**STATED PROBLEM:** Are you able to retype all the records below exactly?

[Start]

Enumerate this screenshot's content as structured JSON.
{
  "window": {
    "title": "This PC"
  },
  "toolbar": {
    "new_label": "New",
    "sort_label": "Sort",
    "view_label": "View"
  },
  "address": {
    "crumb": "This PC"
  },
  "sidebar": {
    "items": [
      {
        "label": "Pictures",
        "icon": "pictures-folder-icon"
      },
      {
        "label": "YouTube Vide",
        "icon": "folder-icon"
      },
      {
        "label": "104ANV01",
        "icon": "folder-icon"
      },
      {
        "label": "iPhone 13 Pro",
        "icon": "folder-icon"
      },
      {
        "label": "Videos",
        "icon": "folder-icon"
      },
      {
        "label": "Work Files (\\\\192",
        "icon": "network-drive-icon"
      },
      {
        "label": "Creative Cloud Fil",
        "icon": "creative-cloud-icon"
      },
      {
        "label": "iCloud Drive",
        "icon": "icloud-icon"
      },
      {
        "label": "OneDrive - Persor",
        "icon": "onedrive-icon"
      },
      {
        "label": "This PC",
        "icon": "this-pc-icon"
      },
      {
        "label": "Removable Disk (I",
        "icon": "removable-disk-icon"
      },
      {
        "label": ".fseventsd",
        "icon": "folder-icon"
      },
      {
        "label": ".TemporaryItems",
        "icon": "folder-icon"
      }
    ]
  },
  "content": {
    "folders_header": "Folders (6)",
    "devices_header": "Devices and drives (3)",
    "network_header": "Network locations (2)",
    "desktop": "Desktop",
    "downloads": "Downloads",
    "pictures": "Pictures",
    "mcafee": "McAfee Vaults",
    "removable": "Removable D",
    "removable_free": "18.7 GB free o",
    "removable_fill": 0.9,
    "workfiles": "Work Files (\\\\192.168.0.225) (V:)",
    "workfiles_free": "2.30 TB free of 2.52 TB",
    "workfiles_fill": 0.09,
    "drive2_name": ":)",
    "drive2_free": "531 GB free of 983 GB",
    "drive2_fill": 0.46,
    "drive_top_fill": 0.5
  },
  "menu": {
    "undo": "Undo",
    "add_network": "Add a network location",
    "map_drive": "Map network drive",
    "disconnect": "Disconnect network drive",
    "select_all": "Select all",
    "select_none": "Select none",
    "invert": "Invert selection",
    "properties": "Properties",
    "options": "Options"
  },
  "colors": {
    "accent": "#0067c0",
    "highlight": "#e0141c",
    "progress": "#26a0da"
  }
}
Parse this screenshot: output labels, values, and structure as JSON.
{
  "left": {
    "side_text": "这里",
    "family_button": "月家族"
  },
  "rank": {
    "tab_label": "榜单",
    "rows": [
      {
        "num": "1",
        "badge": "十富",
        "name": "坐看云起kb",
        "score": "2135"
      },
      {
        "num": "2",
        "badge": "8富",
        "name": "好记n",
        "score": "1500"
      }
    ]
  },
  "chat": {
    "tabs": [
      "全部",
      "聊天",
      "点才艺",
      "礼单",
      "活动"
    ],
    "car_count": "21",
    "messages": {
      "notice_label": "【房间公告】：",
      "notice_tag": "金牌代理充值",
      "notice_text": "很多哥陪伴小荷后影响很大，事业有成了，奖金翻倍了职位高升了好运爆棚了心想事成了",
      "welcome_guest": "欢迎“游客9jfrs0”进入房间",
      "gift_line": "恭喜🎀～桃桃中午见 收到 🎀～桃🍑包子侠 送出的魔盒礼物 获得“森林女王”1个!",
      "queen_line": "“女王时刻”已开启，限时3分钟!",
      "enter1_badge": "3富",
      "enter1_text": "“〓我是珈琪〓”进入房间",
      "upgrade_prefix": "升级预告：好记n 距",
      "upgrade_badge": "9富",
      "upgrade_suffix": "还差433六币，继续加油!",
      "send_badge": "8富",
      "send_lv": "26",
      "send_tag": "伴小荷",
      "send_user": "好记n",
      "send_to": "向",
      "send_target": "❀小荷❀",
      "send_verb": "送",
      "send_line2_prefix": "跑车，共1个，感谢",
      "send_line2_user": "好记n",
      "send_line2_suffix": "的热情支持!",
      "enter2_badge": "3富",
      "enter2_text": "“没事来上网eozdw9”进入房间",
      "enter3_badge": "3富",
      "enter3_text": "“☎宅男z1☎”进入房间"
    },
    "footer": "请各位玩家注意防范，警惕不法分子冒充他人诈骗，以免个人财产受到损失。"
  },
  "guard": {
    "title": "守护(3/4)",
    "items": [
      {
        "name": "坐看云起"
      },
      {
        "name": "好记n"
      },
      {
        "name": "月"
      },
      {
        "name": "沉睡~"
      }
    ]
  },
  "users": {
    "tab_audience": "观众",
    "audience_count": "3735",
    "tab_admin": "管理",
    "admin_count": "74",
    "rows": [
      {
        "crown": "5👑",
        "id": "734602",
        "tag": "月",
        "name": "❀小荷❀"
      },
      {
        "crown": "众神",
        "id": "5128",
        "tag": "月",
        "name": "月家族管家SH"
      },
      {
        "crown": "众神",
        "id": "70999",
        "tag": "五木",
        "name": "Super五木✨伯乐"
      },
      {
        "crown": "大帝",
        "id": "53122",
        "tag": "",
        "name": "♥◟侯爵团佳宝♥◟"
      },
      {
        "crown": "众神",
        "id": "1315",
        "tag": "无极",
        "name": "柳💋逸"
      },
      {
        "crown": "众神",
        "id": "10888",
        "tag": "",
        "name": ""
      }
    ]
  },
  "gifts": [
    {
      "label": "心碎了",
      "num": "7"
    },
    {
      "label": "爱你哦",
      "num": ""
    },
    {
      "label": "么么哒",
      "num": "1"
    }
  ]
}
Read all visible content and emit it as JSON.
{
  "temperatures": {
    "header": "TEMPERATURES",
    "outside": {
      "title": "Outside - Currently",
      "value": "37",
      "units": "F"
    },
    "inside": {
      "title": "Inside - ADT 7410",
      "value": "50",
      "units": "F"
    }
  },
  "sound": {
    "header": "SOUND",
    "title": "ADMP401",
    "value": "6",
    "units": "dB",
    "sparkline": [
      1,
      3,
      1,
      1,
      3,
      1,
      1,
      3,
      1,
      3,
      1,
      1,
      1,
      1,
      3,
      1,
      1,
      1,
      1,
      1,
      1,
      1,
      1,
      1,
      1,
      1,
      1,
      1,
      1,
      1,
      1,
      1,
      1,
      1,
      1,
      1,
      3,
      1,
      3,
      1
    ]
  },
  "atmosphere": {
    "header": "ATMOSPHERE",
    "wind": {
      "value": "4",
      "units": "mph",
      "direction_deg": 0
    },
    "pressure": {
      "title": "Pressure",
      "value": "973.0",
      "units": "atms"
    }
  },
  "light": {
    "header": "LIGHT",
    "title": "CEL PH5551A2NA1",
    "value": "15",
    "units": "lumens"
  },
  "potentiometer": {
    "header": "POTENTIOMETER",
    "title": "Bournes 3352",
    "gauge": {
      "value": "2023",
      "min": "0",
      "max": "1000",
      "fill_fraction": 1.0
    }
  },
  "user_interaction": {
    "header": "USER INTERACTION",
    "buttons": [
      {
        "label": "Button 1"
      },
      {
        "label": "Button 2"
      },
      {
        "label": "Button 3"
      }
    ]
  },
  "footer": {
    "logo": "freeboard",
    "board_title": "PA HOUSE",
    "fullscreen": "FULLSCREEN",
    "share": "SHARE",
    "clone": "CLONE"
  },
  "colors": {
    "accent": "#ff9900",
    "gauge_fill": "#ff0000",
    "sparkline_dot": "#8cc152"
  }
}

[End]

**ANSWER TO THE TASK:**
Enumerate this screenshot's content as structured JSON.
{
  "window": {
    "title": "This PC"
  },
  "toolbar": {
    "new_label": "New",
    "sort_label": "Sort",
    "view_label": "View"
  },
  "address": {
    "crumb": "This PC"
  },
  "sidebar": {
    "items": [
      {
        "label": "Pictures",
        "icon": "pictures-folder-icon"
      },
      {
        "label": "YouTube Vide",
        "icon": "folder-icon"
      },
      {
        "label": "104ANV01",
        "icon": "folder-icon"
      },
      {
        "label": "iPhone 13 Pro",
        "icon": "folder-icon"
      },
      {
        "label": "Videos",
        "icon": "folder-icon"
      },
      {
        "label": "Work Files (\\\\192",
        "icon": "network-drive-icon"
      },
      {
        "label": "Creative Cloud Fil",
        "icon": "creative-cloud-icon"
      },
      {
        "label": "iCloud Drive",
        "icon": "icloud-icon"
      },
      {
        "label": "OneDrive - Persor",
        "icon": "onedrive-icon"
      },
      {
        "label": "This PC",
        "icon": "this-pc-icon"
      },
      {
        "label": "Removable Disk (I",
        "icon": "removable-disk-icon"
      },
      {
        "label": ".fseventsd",
        "icon": "folder-icon"
      },
      {
        "label": ".TemporaryItems",
        "icon": "folder-icon"
      }
    ]
  },
  "content": {
    "folders_header": "Folders (6)",
    "devices_header": "Devices and drives (3)",
    "network_header": "Network locations (2)",
    "desktop": "Desktop",
    "downloads": "Downloads",
    "pictures": "Pictures",
    "mcafee": "McAfee Vaults",
    "removable": "Removable D",
    "removable_free": "18.7 GB free o",
    "removable_fill": 0.9,
    "workfiles": "Work Files (\\\\192.168.0.225) (V:)",
    "workfiles_free": "2.30 TB free of 2.52 TB",
    "workfiles_fill": 0.09,
    "drive2_name": ":)",
    "drive2_free": "531 GB free of 983 GB",
    "drive2_fill": 0.46,
    "drive_top_fill": 0.5
  },
  "menu": {
    "undo": "Undo",
    "add_network": "Add a network location",
    "map_drive": "Map network drive",
    "disconnect": "Disconnect network drive",
    "select_all": "Select all",
    "select_none": "Select none",
    "invert": "Invert selection",
    "properties": "Properties",
    "options": "Options"
  },
  "colors": {
    "accent": "#0067c0",
    "highlight": "#e0141c",
    "progress": "#26a0da"
  }
}
Parse this screenshot: output labels, values, and structure as JSON.
{
  "left": {
    "side_text": "这里",
    "family_button": "月家族"
  },
  "rank": {
    "tab_label": "榜单",
    "rows": [
      {
        "num": "1",
        "badge": "十富",
        "name": "坐看云起kb",
        "score": "2135"
      },
      {
        "num": "2",
        "badge": "8富",
        "name": "好记n",
        "score": "1500"
      }
    ]
  },
  "chat": {
    "tabs": [
      "全部",
      "聊天",
      "点才艺",
      "礼单",
      "活动"
    ],
    "car_count": "21",
    "messages": {
      "notice_label": "【房间公告】：",
      "notice_tag": "金牌代理充值",
      "notice_text": "很多哥陪伴小荷后影响很大，事业有成了，奖金翻倍了职位高升了好运爆棚了心想事成了",
      "welcome_guest": "欢迎“游客9jfrs0”进入房间",
      "gift_line": "恭喜🎀～桃桃中午见 收到 🎀～桃🍑包子侠 送出的魔盒礼物 获得“森林女王”1个!",
      "queen_line": "“女王时刻”已开启，限时3分钟!",
      "enter1_badge": "3富",
      "enter1_text": "“〓我是珈琪〓”进入房间",
      "upgrade_prefix": "升级预告：好记n 距",
      "upgrade_badge": "9富",
      "upgrade_suffix": "还差433六币，继续加油!",
      "send_badge": "8富",
      "send_lv": "26",
      "send_tag": "伴小荷",
      "send_user": "好记n",
      "send_to": "向",
      "send_target": "❀小荷❀",
      "send_verb": "送",
      "send_line2_prefix": "跑车，共1个，感谢",
      "send_line2_user": "好记n",
      "send_line2_suffix": "的热情支持!",
      "enter2_badge": "3富",
      "enter2_text": "“没事来上网eozdw9”进入房间",
      "enter3_badge": "3富",
      "enter3_text": "“☎宅男z1☎”进入房间"
    },
    "footer": "请各位玩家注意防范，警惕不法分子冒充他人诈骗，以免个人财产受到损失。"
  },
  "guard": {
    "title": "守护(3/4)",
    "items": [
      {
        "name": "坐看云起"
      },
      {
        "name": "好记n"
      },
      {
        "name": "月"
      },
      {
        "name": "沉睡~"
      }
    ]
  },
  "users": {
    "tab_audience": "观众",
    "audience_count": "3735",
    "tab_admin": "管理",
    "admin_count": "74",
    "rows": [
      {
        "crown": "5👑",
        "id": "734602",
        "tag": "月",
        "name": "❀小荷❀"
      },
      {
        "crown": "众神",
        "id": "5128",
        "tag": "月",
        "name": "月家族管家SH"
      },
      {
        "crown": "众神",
        "id": "70999",
        "tag": "五木",
        "name": "Super五木✨伯乐"
      },
      {
        "crown": "大帝",
        "id": "53122",
        "tag": "",
        "name": "♥◟侯爵团佳宝♥◟"
      },
      {
        "crown": "众神",
        "id": "1315",
        "tag": "无极",
        "name": "柳💋逸"
      },
      {
        "crown": "众神",
        "id": "10888",
        "tag": "",
        "name": ""
      }
    ]
  },
  "gifts": [
    {
      "label": "心碎了",
      "num": "7"
    },
    {
      "label": "爱你哦",
      "num": ""
    },
    {
      "label": "么么哒",
      "num": "1"
    }
  ]
}
Read all visible content and emit it as JSON.
{
  "temperatures": {
    "header": "TEMPERATURES",
    "outside": {
      "title": "Outside - Currently",
      "value": "37",
      "units": "F"
    },
    "inside": {
      "title": "Inside - ADT 7410",
      "value": "50",
      "units": "F"
    }
  },
  "sound": {
    "header": "SOUND",
    "title": "ADMP401",
    "value": "6",
    "units": "dB",
    "sparkline": [
      1,
      3,
      1,
      1,
      3,
      1,
      1,
      3,
      1,
      3,
      1,
      1,
      1,
      1,
      3,
      1,
      1,
      1,
      1,
      1,
      1,
      1,
      1,
      1,
      1,
      1,
      1,
      1,
      1,
      1,
      1,
      1,
      1,
      1,
      1,
      1,
      3,
      1,
      3,
      1
    ]
  },
  "atmosphere": {
    "header": "ATMOSPHERE",
    "wind": {
      "value": "4",
      "units": "mph",
      "direction_deg": 0
    },
    "pressure": {
      "title": "Pressure",
      "value": "973.0",
      "units": "atms"
    }
  },
  "light": {
    "header": "LIGHT",
    "title": "CEL PH5551A2NA1",
    "value": "15",
    "units": "lumens"
  },
  "potentiometer": {
    "header": "POTENTIOMETER",
    "title": "Bournes 3352",
    "gauge": {
      "value": "2023",
      "min": "0",
      "max": "1000",
      "fill_fraction": 1.0
    }
  },
  "user_interaction": {
    "header": "USER INTERACTION",
    "buttons": [
      {
        "label": "Button 1"
      },
      {
        "label": "Button 2"
      },
      {
        "label": "Button 3"
      }
    ]
  },
  "footer": {
    "logo": "freeboard",
    "board_title": "PA HOUSE",
    "fullscreen": "FULLSCREEN",
    "share": "SHARE",
    "clone": "CLONE"
  },
  "colors": {
    "accent": "#ff9900",
    "gauge_fill": "#ff0000",
    "sparkline_dot": "#8cc152"
  }
}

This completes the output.